** BEGIN Supplied records **

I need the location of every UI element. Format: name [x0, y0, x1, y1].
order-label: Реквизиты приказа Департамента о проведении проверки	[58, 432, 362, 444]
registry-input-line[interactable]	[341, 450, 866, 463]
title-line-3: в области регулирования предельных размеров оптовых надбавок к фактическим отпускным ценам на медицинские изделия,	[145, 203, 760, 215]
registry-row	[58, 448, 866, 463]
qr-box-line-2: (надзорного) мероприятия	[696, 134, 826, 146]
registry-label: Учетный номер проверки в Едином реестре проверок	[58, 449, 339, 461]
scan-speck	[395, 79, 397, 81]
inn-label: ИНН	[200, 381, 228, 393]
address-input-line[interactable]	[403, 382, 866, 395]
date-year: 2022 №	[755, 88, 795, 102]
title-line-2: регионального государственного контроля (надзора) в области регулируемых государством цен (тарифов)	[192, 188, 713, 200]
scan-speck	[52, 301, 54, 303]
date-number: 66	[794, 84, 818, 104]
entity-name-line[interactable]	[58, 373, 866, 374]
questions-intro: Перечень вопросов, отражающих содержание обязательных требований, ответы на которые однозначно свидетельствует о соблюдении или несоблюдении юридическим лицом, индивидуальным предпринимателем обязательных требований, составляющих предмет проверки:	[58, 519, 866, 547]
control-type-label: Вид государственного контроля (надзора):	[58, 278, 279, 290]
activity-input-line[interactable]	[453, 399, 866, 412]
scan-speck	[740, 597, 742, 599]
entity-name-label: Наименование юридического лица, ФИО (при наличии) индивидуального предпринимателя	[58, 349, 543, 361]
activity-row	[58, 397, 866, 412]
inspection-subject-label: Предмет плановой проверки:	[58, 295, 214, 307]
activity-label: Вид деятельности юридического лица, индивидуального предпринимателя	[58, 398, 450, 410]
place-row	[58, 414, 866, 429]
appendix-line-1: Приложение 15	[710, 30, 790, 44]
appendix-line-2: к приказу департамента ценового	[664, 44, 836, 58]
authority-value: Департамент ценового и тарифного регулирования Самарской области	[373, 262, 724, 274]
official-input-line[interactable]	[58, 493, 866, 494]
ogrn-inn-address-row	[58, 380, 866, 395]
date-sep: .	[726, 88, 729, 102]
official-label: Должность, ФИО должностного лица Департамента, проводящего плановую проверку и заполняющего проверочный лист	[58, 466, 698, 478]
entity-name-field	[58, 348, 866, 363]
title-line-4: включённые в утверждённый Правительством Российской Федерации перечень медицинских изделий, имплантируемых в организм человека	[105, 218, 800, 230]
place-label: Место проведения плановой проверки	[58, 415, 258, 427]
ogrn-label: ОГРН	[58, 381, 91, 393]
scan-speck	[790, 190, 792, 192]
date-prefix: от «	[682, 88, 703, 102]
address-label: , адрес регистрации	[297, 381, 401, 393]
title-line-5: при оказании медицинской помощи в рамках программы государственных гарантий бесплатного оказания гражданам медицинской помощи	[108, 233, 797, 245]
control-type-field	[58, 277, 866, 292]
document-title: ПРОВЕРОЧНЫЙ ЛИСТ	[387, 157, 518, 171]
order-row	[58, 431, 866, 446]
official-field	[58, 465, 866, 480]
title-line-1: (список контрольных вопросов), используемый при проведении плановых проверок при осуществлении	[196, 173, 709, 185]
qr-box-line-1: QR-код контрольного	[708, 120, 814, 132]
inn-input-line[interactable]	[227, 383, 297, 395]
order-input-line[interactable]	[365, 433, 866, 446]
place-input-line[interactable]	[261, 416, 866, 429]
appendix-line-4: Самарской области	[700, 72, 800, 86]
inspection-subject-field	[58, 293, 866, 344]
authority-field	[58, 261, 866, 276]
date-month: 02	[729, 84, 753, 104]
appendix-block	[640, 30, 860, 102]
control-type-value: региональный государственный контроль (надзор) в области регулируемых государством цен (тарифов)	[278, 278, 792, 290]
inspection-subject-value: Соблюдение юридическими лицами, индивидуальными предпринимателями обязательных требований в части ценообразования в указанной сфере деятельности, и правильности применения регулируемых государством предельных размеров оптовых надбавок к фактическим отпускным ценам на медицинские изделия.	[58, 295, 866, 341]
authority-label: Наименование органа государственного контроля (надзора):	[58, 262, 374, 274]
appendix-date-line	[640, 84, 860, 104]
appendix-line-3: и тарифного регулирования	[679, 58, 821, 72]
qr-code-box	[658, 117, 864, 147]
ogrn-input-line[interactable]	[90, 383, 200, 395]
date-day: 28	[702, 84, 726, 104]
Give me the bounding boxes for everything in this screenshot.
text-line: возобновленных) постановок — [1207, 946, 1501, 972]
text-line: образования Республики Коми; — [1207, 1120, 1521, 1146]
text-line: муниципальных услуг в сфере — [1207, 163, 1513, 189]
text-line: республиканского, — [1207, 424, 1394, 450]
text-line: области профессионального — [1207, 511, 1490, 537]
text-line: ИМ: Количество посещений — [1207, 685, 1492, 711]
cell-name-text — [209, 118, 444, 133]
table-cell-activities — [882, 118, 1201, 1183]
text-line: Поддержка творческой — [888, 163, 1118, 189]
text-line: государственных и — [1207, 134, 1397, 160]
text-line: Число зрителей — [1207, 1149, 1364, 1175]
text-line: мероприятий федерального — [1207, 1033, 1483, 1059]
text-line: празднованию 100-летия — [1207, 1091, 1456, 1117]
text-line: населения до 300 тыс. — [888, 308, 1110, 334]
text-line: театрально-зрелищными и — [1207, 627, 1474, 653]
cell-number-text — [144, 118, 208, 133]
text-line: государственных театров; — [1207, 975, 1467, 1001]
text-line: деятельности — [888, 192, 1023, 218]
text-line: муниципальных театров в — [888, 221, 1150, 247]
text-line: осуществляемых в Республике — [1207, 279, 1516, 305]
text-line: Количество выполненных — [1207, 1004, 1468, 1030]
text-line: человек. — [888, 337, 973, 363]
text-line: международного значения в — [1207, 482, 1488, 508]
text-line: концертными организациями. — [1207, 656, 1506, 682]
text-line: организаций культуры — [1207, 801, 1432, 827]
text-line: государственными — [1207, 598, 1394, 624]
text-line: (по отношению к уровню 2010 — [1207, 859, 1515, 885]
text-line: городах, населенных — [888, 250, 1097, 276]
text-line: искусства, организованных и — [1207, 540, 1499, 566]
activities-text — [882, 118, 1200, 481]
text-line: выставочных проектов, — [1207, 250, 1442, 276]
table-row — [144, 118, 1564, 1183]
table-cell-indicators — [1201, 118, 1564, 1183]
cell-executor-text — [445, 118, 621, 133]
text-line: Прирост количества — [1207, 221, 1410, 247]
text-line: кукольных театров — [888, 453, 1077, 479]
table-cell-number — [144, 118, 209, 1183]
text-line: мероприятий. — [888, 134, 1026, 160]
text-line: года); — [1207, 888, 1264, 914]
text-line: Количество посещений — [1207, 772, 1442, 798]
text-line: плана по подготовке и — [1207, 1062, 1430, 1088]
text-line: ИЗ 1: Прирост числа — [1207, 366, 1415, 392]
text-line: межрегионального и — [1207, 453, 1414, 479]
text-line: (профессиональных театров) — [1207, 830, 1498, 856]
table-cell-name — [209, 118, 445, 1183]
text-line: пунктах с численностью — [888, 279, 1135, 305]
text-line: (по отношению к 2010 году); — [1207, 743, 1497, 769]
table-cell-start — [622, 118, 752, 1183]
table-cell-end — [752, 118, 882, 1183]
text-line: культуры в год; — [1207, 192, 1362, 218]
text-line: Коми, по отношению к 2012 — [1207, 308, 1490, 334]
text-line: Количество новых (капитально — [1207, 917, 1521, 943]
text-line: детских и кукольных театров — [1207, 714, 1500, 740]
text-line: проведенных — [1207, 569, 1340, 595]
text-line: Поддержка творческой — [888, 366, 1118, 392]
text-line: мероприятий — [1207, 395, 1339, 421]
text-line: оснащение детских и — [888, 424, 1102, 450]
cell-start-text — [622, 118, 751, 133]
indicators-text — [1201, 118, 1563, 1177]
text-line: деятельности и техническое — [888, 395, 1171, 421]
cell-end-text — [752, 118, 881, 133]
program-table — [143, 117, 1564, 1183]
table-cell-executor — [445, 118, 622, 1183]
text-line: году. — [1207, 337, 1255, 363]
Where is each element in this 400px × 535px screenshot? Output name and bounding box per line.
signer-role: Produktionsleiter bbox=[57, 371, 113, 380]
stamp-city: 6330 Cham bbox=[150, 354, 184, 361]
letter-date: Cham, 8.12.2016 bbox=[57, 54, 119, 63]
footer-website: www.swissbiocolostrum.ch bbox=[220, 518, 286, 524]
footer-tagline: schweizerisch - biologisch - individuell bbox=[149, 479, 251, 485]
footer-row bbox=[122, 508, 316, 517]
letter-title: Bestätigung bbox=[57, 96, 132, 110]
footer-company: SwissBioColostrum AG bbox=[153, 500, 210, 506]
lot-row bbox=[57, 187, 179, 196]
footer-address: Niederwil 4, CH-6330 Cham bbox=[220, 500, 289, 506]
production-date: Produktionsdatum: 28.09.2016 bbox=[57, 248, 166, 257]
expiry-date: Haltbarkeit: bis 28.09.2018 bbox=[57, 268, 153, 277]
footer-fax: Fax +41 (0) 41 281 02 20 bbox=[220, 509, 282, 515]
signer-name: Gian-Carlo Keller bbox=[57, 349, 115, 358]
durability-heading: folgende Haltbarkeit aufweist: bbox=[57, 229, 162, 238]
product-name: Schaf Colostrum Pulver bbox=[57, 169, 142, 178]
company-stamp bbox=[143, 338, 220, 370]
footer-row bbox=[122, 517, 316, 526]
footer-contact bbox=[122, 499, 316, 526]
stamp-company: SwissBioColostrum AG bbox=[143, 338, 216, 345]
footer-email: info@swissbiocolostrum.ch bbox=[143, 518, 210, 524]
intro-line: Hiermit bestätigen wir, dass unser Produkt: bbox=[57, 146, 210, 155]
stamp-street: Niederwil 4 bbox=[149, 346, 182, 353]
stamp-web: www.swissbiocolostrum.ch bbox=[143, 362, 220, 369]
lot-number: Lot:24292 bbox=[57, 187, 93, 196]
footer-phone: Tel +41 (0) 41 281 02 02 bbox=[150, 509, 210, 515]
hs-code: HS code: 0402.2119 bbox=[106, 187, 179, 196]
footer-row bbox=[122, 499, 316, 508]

** END Supplied records **

■ Written task
Transcribe the listing word for word, from its first line through the line that contains "373, 866, 374]", with both of those lines included.

■ Correct response
I need the location of every UI element. Format: name [x0, y0, x1, y1].
order-label: Реквизиты приказа Департамента о проведении проверки	[58, 432, 362, 444]
registry-input-line[interactable]	[341, 450, 866, 463]
title-line-3: в области регулирования предельных размеров оптовых надбавок к фактическим отпускным ценам на медицинские изделия,	[145, 203, 760, 215]
registry-row	[58, 448, 866, 463]
qr-box-line-2: (надзорного) мероприятия	[696, 134, 826, 146]
registry-label: Учетный номер проверки в Едином реестре проверок	[58, 449, 339, 461]
scan-speck	[395, 79, 397, 81]
inn-label: ИНН	[200, 381, 228, 393]
address-input-line[interactable]	[403, 382, 866, 395]
date-year: 2022 №	[755, 88, 795, 102]
title-line-2: регионального государственного контроля (надзора) в области регулируемых государством цен (тарифов)	[192, 188, 713, 200]
scan-speck	[52, 301, 54, 303]
date-number: 66	[794, 84, 818, 104]
entity-name-line[interactable]	[58, 373, 866, 374]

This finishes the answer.